----- Passage to read -----
[proofplan]
We use the [Coifman--Latter Atomic Decomposition](/theorems/3177) to reduce the global $H^1\to H^1$ bound to a uniform atomic estimate $\|Ta\|_{H^1}\le C_0$ for every $H^1$-atom $a$. The atomic cancellation $\int a = 0$, combined with the Hörmander smoothness, produces a summable annular decay of $Ta$ outside the doubled ball $2B$. The hypothesis $T^*(1) = 0$ is used to show $\int Ta = 0$ via duality. We decompose $Ta$ into an interior $L^2$-piece on $2B$ and an exterior sum of pieces on dyadic annuli, recentre each to be mean-zero, and assemble the residual constants into a single mean-zero combination $\Psi$ of nested-ball indicators. Each piece is a multiple of a $(1,2)$-atom; the $\ell^1$-bookkeeping of coefficients is summable by the Hörmander annular masses $\theta_k$.
[/proofplan]
[step:Reduce to a uniform atomic bound on $Ta$]
Let $f\in H^1(\mathbb{R}^n)$. By the [Coifman--Latter Atomic Decomposition](/theorems/3177), there exist $H^1$-atoms $\{a_j\}$ and scalars $\{\lambda_j\}\subseteq\mathbb{C}$ with
\begin{align*}
f = \sum_j\lambda_j a_j\quad\text{in } \mathcal{S}'(\mathbb{R}^n),\qquad \sum_j|\lambda_j|\le C_n^{\mathrm{at}}\,\|f\|_{H^1}.
\end{align*}
Suppose for every $H^1$-atom $a$,
\begin{align*}
\|Ta\|_{H^1(\mathbb{R}^n)}\le C_0 \tag{$\star\star$}
\end{align*}
with $C_0 = C_0(A,\|T\|_{\mathcal{L}(L^2)},n)$. Then by linearity and the converse direction of [Coifman--Latter](/theorems/3177),
\begin{align*}
\|Tf\|_{H^1(\mathbb{R}^n)}\le\sum_j|\lambda_j|\,\|Ta_j\|_{H^1}\le C_0\,C_n^{\mathrm{at}}\,\|f\|_{H^1},
\end{align*}
which is the conclusion. It remains to establish $(\star\star)$.
[/step]
[step:State the hypotheses and exploit atomic cancellation via Hörmander smoothness]
Fix an $H^1$-atom $a:\mathbb{R}^n\to\mathbb{C}$ supported in a ball $B = B(x_B,r_B)$ with $\|a\|_{L^\infty}\le|B|^{-1}$ and $\int_{\mathbb{R}^n}a\,d\mathcal{L}^n = 0$. By the [$H^1\to L^1$ boundedness theorem](/theorems/3178), $Ta\in L^1(\mathbb{R}^n)$ with $\|Ta\|_{L^1}\le C_1$ where $C_1 = C_1(A,\|T\|_{\mathcal{L}(L^2)},n)$.
----- Items -----
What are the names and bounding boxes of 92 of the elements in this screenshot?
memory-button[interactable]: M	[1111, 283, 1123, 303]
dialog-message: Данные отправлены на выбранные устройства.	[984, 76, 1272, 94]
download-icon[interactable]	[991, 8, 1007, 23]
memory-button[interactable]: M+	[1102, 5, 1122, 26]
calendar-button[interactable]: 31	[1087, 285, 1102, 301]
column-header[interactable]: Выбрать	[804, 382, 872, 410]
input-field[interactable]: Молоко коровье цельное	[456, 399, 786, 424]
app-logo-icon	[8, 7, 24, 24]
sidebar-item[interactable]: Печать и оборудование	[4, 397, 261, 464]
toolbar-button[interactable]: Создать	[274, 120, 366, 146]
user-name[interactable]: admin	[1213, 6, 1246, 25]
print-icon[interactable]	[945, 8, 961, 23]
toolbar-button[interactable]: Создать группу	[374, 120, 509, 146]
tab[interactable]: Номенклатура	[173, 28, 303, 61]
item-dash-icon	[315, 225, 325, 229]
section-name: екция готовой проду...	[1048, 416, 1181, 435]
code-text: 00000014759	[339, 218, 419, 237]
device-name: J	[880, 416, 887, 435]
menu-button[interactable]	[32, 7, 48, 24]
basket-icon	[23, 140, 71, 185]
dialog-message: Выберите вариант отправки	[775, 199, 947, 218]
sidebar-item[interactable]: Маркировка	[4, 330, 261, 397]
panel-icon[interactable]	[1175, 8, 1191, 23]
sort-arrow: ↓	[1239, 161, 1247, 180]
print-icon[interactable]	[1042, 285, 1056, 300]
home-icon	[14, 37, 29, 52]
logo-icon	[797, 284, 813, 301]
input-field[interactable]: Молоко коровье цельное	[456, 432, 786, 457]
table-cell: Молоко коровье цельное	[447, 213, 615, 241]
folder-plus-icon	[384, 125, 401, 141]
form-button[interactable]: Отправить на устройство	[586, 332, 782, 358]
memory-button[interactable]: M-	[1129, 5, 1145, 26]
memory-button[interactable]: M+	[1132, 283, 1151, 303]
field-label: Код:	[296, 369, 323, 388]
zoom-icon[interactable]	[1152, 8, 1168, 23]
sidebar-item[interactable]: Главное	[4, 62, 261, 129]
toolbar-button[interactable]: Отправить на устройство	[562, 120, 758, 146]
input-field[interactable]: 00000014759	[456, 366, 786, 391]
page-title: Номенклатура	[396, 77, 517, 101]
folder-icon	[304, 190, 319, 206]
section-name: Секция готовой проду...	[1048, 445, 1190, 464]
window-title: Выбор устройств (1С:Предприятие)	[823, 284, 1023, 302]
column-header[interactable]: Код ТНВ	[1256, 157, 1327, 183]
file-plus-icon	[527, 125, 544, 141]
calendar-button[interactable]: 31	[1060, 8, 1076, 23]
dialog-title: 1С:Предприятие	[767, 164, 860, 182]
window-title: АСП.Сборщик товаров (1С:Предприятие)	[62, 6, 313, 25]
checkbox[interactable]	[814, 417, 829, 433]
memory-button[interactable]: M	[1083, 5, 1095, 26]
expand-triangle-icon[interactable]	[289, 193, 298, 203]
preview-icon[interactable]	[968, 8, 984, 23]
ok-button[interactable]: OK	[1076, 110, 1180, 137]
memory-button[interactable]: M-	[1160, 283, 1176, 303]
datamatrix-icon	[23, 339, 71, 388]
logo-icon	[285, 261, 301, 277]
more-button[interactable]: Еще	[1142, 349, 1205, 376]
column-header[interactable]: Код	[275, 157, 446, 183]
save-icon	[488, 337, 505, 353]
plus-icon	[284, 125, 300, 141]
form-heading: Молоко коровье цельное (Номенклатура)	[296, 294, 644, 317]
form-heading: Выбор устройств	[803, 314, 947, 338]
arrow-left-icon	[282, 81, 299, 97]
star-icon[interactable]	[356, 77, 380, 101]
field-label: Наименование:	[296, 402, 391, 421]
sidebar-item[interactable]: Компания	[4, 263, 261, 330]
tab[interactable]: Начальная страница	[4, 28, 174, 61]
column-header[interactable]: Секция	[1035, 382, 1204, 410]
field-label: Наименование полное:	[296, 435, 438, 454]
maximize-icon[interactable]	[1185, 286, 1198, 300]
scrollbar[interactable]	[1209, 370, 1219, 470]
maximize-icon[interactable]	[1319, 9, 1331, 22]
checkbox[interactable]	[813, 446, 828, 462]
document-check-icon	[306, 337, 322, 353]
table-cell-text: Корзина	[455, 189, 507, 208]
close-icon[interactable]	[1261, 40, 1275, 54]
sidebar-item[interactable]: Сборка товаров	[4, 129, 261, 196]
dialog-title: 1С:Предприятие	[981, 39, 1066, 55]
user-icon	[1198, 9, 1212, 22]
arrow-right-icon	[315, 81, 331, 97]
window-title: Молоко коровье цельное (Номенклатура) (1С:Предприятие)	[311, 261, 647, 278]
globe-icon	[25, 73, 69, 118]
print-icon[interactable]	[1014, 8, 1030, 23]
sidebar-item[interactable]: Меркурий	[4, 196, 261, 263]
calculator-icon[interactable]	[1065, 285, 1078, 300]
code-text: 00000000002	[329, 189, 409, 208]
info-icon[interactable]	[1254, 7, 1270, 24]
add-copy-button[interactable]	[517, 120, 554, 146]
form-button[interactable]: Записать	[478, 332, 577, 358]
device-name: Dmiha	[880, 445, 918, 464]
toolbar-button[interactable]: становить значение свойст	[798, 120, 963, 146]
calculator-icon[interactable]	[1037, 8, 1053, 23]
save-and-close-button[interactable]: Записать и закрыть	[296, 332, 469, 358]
-----
→ **Tasks to perform**
- A) In the proof above, which hypothesis is used to show that $\int Ta = 0$?
- B) Write out the proof from "[proofplan]" to "annular masses $\theta_k$.".
The lines are separate material, unrelated to the proof.

→ **Expected responses**
- A) The hypothesis $T^*(1) = 0$, applied via duality.

- B)
[proofplan]
We use the [Coifman--Latter Atomic Decomposition](/theorems/3177) to reduce the global $H^1\to H^1$ bound to a uniform atomic estimate $\|Ta\|_{H^1}\le C_0$ for every $H^1$-atom $a$. The atomic cancellation $\int a = 0$, combined with the Hörmander smoothness, produces a summable annular decay of $Ta$ outside the doubled ball $2B$. The hypothesis $T^*(1) = 0$ is used to show $\int Ta = 0$ via duality. We decompose $Ta$ into an interior $L^2$-piece on $2B$ and an exterior sum of pieces on dyadic annuli, recentre each to be mean-zero, and assemble the residual constants into a single mean-zero combination $\Psi$ of nested-ball indicators. Each piece is a multiple of a $(1,2)$-atom; the $\ell^1$-bookkeeping of coefficients is summable by the Hörmander annular masses $\theta_k$.